### Problem requirements:
Count how many lines contain "text" and reply with that number only.

### Source data:
* * * * * * *

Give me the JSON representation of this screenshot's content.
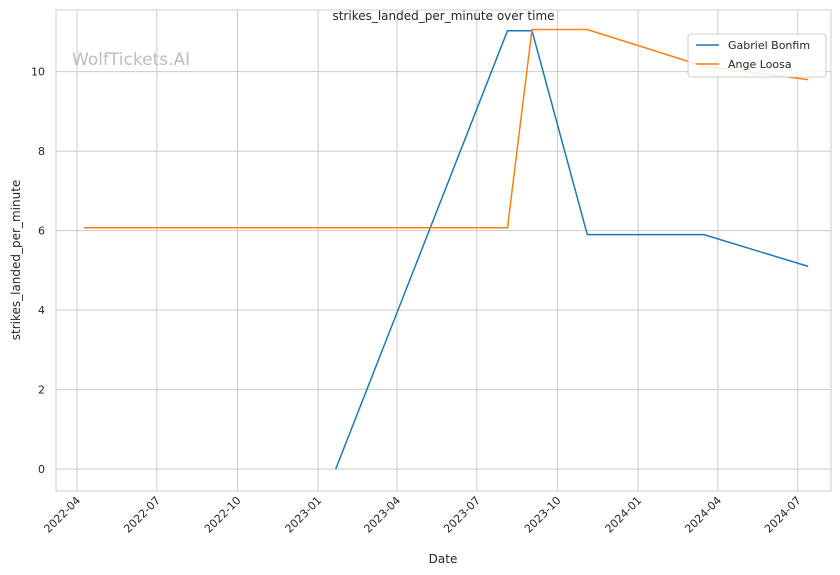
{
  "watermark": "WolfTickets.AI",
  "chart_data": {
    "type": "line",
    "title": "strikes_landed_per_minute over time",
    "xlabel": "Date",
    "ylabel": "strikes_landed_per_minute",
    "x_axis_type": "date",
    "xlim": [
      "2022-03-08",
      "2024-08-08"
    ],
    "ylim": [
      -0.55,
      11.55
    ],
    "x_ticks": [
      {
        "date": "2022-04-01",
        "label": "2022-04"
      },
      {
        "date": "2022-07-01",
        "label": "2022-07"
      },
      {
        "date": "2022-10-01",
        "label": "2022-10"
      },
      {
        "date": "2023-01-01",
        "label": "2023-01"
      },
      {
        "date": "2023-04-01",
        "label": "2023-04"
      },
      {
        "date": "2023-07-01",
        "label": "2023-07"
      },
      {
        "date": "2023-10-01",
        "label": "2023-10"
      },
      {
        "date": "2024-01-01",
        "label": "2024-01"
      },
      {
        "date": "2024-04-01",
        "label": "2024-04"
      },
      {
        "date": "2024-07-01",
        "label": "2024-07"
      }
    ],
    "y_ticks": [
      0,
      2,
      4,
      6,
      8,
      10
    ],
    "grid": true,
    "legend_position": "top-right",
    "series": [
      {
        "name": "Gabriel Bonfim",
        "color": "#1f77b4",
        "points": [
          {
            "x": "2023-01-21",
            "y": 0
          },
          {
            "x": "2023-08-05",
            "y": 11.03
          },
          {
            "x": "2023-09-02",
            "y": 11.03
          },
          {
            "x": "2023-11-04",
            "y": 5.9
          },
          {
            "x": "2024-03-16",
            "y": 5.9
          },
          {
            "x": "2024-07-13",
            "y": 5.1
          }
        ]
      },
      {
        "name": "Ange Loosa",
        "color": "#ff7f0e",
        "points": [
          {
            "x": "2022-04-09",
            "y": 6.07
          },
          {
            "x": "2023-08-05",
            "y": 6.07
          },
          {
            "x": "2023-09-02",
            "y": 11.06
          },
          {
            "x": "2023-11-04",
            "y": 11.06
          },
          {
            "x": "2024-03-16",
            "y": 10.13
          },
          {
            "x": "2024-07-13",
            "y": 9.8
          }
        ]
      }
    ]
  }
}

* * * * * * *

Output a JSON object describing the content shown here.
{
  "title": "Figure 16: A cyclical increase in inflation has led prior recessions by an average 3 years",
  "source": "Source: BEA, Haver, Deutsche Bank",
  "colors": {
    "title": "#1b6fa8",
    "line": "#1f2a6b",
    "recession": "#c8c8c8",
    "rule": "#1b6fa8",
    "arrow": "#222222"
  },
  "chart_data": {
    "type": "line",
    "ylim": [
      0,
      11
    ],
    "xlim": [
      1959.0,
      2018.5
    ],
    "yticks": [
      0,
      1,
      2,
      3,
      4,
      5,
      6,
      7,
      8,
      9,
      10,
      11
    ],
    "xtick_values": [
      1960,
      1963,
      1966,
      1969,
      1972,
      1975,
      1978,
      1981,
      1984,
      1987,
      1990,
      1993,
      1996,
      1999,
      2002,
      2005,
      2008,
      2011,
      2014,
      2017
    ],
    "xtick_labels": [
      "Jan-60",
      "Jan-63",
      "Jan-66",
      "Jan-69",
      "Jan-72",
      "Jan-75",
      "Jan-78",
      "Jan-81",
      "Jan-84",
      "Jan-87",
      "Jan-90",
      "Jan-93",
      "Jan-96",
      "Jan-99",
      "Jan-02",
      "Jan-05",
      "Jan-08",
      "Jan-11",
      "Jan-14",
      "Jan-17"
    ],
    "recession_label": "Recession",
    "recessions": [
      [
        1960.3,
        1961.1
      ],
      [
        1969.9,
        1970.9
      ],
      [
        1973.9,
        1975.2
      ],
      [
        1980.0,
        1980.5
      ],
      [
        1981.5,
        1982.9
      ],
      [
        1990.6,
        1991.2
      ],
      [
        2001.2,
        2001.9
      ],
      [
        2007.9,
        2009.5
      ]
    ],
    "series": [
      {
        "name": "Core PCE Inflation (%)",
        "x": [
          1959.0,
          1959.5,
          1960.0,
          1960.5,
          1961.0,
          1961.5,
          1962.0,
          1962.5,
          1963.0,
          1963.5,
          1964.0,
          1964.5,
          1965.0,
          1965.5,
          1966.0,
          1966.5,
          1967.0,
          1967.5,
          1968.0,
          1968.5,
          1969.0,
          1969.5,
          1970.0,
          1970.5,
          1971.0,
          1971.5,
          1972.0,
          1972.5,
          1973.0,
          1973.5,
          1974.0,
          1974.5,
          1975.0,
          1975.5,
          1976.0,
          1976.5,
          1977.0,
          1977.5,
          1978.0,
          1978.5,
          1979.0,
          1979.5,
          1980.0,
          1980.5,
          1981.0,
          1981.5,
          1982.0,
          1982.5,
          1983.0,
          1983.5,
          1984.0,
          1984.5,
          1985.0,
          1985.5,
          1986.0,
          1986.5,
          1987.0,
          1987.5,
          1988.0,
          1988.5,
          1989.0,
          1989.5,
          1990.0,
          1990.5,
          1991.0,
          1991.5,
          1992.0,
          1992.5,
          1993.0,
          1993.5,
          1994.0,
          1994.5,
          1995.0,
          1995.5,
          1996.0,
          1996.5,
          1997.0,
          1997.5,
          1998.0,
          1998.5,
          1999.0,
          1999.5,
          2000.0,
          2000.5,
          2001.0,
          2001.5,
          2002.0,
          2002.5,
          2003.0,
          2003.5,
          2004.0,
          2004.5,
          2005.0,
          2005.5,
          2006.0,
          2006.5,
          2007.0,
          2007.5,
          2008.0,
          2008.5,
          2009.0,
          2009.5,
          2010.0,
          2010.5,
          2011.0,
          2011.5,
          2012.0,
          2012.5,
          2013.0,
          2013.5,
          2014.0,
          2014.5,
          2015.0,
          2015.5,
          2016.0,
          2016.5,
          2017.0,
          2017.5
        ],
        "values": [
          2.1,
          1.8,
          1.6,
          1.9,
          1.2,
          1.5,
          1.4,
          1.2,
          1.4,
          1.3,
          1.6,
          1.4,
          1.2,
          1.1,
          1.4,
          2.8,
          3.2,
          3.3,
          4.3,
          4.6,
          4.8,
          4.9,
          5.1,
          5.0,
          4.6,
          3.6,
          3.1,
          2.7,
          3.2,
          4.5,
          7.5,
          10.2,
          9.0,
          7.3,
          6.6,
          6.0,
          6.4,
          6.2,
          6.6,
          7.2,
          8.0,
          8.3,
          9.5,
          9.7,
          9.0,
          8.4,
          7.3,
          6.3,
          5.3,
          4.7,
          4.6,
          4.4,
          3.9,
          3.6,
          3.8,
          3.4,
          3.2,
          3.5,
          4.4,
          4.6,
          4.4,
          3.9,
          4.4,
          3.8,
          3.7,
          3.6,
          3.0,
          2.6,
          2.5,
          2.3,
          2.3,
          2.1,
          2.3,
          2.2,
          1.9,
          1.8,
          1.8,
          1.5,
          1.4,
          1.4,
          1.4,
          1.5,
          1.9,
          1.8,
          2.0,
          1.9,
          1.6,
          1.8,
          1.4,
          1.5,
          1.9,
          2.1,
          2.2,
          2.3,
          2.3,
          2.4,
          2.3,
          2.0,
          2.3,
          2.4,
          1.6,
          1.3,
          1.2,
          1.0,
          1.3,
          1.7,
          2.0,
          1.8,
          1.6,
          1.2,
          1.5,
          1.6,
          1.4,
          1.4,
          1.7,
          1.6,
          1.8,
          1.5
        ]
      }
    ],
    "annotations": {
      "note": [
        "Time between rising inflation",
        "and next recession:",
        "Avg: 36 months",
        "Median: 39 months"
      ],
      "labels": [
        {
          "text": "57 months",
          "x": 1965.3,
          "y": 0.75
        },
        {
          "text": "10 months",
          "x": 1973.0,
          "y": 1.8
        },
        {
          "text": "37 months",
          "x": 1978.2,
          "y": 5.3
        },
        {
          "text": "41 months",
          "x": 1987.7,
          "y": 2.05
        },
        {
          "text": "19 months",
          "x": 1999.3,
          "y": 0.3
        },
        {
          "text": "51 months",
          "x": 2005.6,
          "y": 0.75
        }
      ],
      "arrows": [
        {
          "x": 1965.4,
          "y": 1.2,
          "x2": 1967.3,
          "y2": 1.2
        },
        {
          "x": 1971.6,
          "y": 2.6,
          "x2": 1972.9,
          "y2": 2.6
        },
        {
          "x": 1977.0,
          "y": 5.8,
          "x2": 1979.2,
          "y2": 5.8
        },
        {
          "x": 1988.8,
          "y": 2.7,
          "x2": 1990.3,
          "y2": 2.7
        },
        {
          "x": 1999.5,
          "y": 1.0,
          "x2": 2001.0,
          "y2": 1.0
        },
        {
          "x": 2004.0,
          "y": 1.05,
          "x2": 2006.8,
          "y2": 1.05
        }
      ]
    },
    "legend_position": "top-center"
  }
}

* * * * * * *

### Answer to the exercise:
6